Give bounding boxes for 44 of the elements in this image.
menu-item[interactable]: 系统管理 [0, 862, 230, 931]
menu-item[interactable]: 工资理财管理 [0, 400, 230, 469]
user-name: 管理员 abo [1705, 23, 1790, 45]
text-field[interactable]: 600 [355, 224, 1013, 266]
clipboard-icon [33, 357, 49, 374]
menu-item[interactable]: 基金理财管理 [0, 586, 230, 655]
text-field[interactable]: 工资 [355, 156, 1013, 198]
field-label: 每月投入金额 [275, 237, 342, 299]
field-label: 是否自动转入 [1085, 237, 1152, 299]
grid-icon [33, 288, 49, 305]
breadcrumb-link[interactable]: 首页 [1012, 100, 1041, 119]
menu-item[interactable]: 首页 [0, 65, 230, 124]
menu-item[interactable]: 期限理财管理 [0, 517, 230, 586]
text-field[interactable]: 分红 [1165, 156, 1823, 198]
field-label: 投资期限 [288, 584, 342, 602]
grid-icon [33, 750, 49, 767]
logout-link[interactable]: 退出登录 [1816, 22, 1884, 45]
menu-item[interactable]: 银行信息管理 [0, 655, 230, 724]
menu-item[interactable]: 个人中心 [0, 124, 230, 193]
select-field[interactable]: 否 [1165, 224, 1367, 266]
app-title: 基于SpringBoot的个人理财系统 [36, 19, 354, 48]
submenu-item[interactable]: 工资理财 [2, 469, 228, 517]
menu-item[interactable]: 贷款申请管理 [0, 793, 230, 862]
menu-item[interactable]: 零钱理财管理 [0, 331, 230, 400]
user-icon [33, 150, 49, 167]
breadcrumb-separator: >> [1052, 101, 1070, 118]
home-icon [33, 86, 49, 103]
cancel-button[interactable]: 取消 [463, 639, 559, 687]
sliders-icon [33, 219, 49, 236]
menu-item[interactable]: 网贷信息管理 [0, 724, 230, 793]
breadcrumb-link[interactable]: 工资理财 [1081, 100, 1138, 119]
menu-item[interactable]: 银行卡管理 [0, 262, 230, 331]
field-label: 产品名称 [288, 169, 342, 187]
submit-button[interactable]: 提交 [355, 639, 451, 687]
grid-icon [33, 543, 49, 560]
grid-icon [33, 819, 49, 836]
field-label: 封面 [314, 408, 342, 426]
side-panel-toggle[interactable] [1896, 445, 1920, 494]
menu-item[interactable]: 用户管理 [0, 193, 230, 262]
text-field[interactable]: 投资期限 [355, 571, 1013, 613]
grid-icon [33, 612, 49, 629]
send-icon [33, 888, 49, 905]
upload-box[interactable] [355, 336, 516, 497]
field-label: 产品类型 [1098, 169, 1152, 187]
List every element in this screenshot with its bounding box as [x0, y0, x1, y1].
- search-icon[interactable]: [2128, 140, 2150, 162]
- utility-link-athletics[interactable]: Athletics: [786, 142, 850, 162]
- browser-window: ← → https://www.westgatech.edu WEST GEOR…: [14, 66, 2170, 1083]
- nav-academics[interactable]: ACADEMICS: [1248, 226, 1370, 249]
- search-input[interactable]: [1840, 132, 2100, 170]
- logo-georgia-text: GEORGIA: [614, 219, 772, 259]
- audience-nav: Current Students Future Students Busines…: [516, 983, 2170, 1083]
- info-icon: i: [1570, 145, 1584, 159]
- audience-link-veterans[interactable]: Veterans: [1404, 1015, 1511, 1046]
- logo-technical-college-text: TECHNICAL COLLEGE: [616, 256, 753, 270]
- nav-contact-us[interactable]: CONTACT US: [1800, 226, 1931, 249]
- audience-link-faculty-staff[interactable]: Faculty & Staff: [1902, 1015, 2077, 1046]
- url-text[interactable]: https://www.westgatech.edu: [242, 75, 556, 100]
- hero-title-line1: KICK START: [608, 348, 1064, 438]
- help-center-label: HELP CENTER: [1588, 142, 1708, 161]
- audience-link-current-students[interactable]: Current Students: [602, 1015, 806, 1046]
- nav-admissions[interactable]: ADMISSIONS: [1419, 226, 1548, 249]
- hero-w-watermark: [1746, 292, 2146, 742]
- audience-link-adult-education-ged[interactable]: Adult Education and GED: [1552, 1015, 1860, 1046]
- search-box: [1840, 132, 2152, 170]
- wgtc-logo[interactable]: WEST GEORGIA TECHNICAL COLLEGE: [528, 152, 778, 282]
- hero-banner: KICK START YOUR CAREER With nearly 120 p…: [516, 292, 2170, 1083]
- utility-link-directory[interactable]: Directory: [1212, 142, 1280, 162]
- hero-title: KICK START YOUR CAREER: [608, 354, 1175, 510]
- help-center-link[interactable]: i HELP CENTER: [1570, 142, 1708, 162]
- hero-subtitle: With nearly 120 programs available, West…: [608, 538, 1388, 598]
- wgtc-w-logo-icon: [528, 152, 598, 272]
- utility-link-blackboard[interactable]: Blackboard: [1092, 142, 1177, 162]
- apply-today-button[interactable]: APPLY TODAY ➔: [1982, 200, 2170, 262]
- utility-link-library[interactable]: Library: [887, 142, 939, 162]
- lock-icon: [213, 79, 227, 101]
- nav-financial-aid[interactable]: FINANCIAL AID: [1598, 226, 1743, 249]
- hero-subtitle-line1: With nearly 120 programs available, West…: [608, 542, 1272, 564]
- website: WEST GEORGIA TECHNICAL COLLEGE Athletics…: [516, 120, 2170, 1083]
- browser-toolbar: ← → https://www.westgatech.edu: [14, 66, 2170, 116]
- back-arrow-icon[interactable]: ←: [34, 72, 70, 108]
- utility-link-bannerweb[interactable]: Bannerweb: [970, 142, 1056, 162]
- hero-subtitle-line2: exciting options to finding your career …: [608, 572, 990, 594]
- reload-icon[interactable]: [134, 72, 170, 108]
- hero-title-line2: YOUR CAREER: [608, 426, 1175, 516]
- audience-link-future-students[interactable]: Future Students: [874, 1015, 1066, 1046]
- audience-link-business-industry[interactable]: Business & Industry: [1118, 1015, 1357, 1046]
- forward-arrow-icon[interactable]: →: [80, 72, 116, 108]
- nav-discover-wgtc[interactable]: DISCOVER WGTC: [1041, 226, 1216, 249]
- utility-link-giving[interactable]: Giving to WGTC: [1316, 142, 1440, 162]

◇ ◇ ◇ ◇

• To be done: Pull out every line in the records that contains the word "Students".

• Result below:
- audience-nav: Current Students Future Students Busines…: [516, 983, 2170, 1083]
- audience-link-current-students[interactable]: Current Students: [602, 1015, 806, 1046]
- audience-link-future-students[interactable]: Future Students: [874, 1015, 1066, 1046]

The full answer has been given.